**THE TASK:**
Copy out each line of the material below that holds the string "існує".

[Data records]
_____

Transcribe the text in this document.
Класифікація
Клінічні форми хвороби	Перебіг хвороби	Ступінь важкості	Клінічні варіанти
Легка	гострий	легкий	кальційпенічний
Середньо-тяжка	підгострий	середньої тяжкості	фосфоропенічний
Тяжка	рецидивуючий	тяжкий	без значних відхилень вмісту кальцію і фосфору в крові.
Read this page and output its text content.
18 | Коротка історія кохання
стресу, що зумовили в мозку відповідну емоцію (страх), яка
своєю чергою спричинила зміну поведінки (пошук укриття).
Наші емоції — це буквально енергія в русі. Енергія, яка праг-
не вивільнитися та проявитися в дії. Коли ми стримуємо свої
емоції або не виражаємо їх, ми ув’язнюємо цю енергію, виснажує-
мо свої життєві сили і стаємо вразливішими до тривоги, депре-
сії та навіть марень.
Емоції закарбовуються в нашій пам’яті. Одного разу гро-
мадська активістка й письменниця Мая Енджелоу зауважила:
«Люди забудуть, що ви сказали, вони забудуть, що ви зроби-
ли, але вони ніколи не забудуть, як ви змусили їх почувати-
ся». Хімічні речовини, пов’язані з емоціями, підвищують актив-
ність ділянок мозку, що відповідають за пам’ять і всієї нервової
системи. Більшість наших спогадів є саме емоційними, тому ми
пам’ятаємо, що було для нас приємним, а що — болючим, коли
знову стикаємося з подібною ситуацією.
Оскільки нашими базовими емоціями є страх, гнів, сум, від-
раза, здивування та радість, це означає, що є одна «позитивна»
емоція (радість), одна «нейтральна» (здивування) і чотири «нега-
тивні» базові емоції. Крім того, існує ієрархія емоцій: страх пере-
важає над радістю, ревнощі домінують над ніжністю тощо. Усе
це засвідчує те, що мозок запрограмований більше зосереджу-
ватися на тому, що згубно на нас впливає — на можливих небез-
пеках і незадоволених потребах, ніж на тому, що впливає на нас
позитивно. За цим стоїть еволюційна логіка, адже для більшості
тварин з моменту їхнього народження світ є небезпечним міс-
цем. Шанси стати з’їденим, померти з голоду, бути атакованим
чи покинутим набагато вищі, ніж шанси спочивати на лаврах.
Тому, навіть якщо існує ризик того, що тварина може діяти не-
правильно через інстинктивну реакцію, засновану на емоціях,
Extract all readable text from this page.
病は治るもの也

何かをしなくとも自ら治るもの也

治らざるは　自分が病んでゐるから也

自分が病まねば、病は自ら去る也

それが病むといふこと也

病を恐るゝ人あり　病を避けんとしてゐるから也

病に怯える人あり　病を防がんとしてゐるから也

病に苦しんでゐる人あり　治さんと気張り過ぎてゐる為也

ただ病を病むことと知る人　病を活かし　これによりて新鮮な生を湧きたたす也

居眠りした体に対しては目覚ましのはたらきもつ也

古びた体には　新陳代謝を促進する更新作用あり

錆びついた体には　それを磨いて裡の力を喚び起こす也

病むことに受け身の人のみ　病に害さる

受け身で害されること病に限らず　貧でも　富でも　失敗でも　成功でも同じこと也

_____

**THE ANSWER:**
тивні» базові емоції. Крім того, існує ієрархія емоцій: страх пере-
Тому, навіть якщо існує ризик того, що тварина може діяти не-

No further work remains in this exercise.